Extracted data entries
______________________________

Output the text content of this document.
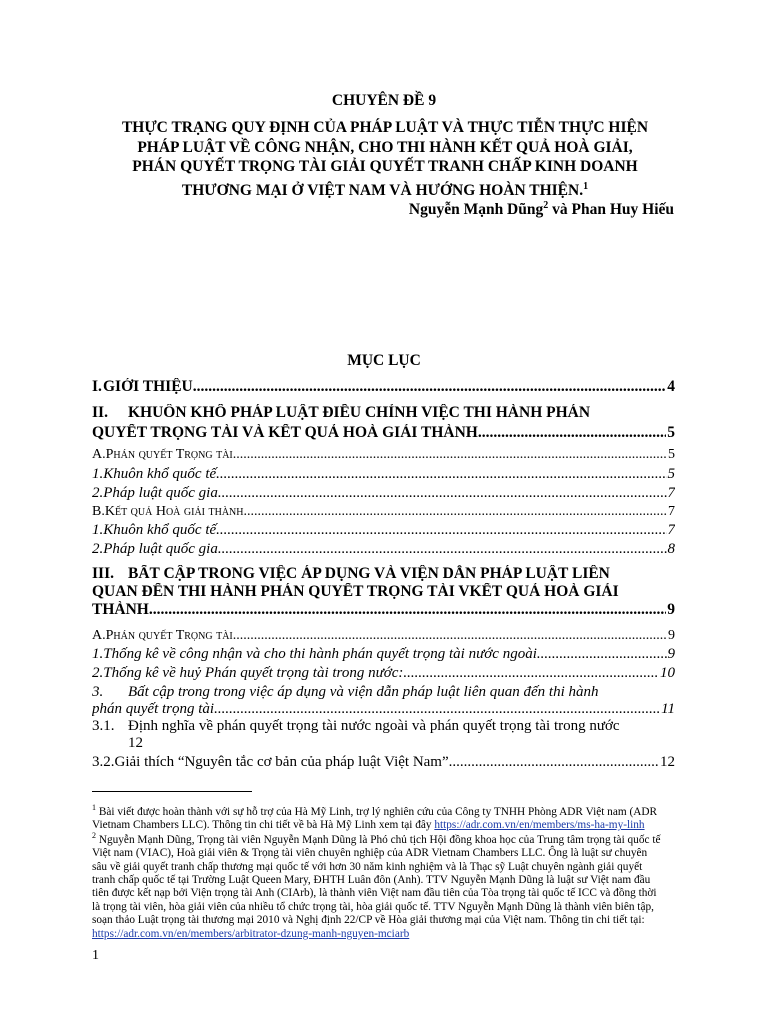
CHUYÊN ĐỀ 9
THỰC TRẠNG QUY ĐỊNH CỦA PHÁP LUẬT VÀ THỰC TIỄN THỰC HIỆN
PHÁP LUẬT VỀ CÔNG NHẬN, CHO THI HÀNH KẾT QUẢ HOÀ GIẢI,
PHÁN QUYẾT TRỌNG TÀI GIẢI QUYẾT TRANH CHẤP KINH DOANH
THƯƠNG MẠI Ở VIỆT NAM VÀ HƯỚNG HOÀN THIỆN.$^1$
Nguyễn Mạnh Dũng$^2$ và Phan Huy Hiếu
MỤC LỤC
I. GIỚI THIỆU .....	4
II.	KHUÔN KHỔ PHÁP LUẬT ĐIỀU CHỈNH VIỆC THI HÀNH PHÁN
QUYẾT TRỌNG TÀI VÀ KẾT QUẢ HOÀ GIẢI THÀNH .....	5
A. Phán quyết Trọng tài .....	5
1. Khuôn khổ quốc tế .....	5
2. Pháp luật quốc gia .....	7
B. Kết quả Hoà giải thành .....	7
1. Khuôn khổ quốc tế .....	7
2. Pháp luật quốc gia .....	8
III. BẤT CẬP TRONG VIỆC ÁP DỤNG VÀ VIỆN DẪN PHÁP LUẬT LIÊN
QUAN ĐẾN THI HÀNH PHÁN QUYẾT TRỌNG TÀI VKẾT QUẢ HOÀ GIẢI
THÀNH .....	9
A. Phán quyết Trọng tài .....	9
1. Thống kê về công nhận và cho thi hành phán quyết trọng tài nước ngoài .....	9
2. Thống kê về huỷ Phán quyết trọng tài trong nước: .....	10
3.	Bất cập trong trong việc áp dụng và viện dẫn pháp luật liên quan đến thi hành
phán quyết trọng tài .....	11
3.1. Định nghĩa về phán quyết trọng tài nước ngoài và phán quyết trọng tài trong nước
12
3.2. Giải thích “Nguyên tắc cơ bản của pháp luật Việt Nam” .....	12
$^1$ Bài viết được hoàn thành với sự hỗ trợ của Hà Mỹ Linh, trợ lý nghiên cứu của Công ty TNHH Phòng ADR Việt nam (ADR
Vietnam Chambers LLC). Thông tin chi tiết về bà Hà Mỹ Linh xem tại đây https://adr.com.vn/en/members/ms-ha-my-linh
$^2$ Nguyễn Mạnh Dũng, Trọng tài viên Nguyễn Mạnh Dũng là Phó chủ tịch Hội đồng khoa học của Trung tâm trọng tài quốc tế
Việt nam (VIAC), Hoà giải viên & Trọng tài viên chuyên nghiệp của ADR Vietnam Chambers LLC. Ông là luật sư chuyên
sâu về giải quyết tranh chấp thương mại quốc tế với hơn 30 năm kinh nghiệm và là Thạc sỹ Luật chuyên ngành giải quyết
tranh chấp quốc tế tại Trường Luật Queen Mary, ĐHTH Luân đôn (Anh). TTV Nguyễn Mạnh Dũng là luật sư Việt nam đầu
tiên được kết nạp bởi Viện trọng tài Anh (CIArb), là thành viên Việt nam đầu tiên của Tòa trọng tài quốc tế ICC và đồng thời
là trọng tài viên, hòa giải viên của nhiều tổ chức trọng tài, hòa giải quốc tế. TTV Nguyễn Mạnh Dũng là thành viên biên tập,
soạn thảo Luật trọng tài thương mại 2010 và Nghị định 22/CP về Hòa giải thương mại của Việt nam. Thông tin chi tiết tại:
https://adr.com.vn/en/members/arbitrator-dzung-manh-nguyen-mciarb
1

______________________________

### TASK INSTRUCTIONS:
Return all of the data exactly as written, and drop the pictures.

### FINAL RESULT:
Output the text content of this document.
CHUYÊN ĐỀ 9
THỰC TRẠNG QUY ĐỊNH CỦA PHÁP LUẬT VÀ THỰC TIỄN THỰC HIỆN
PHÁP LUẬT VỀ CÔNG NHẬN, CHO THI HÀNH KẾT QUẢ HOÀ GIẢI,
PHÁN QUYẾT TRỌNG TÀI GIẢI QUYẾT TRANH CHẤP KINH DOANH
THƯƠNG MẠI Ở VIỆT NAM VÀ HƯỚNG HOÀN THIỆN.$^1$
Nguyễn Mạnh Dũng$^2$ và Phan Huy Hiếu
MỤC LỤC
I. GIỚI THIỆU .....	4
II.	KHUÔN KHỔ PHÁP LUẬT ĐIỀU CHỈNH VIỆC THI HÀNH PHÁN
QUYẾT TRỌNG TÀI VÀ KẾT QUẢ HOÀ GIẢI THÀNH .....	5
A. Phán quyết Trọng tài .....	5
1. Khuôn khổ quốc tế .....	5
2. Pháp luật quốc gia .....	7
B. Kết quả Hoà giải thành .....	7
1. Khuôn khổ quốc tế .....	7
2. Pháp luật quốc gia .....	8
III. BẤT CẬP TRONG VIỆC ÁP DỤNG VÀ VIỆN DẪN PHÁP LUẬT LIÊN
QUAN ĐẾN THI HÀNH PHÁN QUYẾT TRỌNG TÀI VKẾT QUẢ HOÀ GIẢI
THÀNH .....	9
A. Phán quyết Trọng tài .....	9
1. Thống kê về công nhận và cho thi hành phán quyết trọng tài nước ngoài .....	9
2. Thống kê về huỷ Phán quyết trọng tài trong nước: .....	10
3.	Bất cập trong trong việc áp dụng và viện dẫn pháp luật liên quan đến thi hành
phán quyết trọng tài .....	11
3.1. Định nghĩa về phán quyết trọng tài nước ngoài và phán quyết trọng tài trong nước
12
3.2. Giải thích “Nguyên tắc cơ bản của pháp luật Việt Nam” .....	12
$^1$ Bài viết được hoàn thành với sự hỗ trợ của Hà Mỹ Linh, trợ lý nghiên cứu của Công ty TNHH Phòng ADR Việt nam (ADR
Vietnam Chambers LLC). Thông tin chi tiết về bà Hà Mỹ Linh xem tại đây https://adr.com.vn/en/members/ms-ha-my-linh
$^2$ Nguyễn Mạnh Dũng, Trọng tài viên Nguyễn Mạnh Dũng là Phó chủ tịch Hội đồng khoa học của Trung tâm trọng tài quốc tế
Việt nam (VIAC), Hoà giải viên & Trọng tài viên chuyên nghiệp của ADR Vietnam Chambers LLC. Ông là luật sư chuyên
sâu về giải quyết tranh chấp thương mại quốc tế với hơn 30 năm kinh nghiệm và là Thạc sỹ Luật chuyên ngành giải quyết
tranh chấp quốc tế tại Trường Luật Queen Mary, ĐHTH Luân đôn (Anh). TTV Nguyễn Mạnh Dũng là luật sư Việt nam đầu
tiên được kết nạp bởi Viện trọng tài Anh (CIArb), là thành viên Việt nam đầu tiên của Tòa trọng tài quốc tế ICC và đồng thời
là trọng tài viên, hòa giải viên của nhiều tổ chức trọng tài, hòa giải quốc tế. TTV Nguyễn Mạnh Dũng là thành viên biên tập,
soạn thảo Luật trọng tài thương mại 2010 và Nghị định 22/CP về Hòa giải thương mại của Việt nam. Thông tin chi tiết tại:
https://adr.com.vn/en/members/arbitrator-dzung-manh-nguyen-mciarb
1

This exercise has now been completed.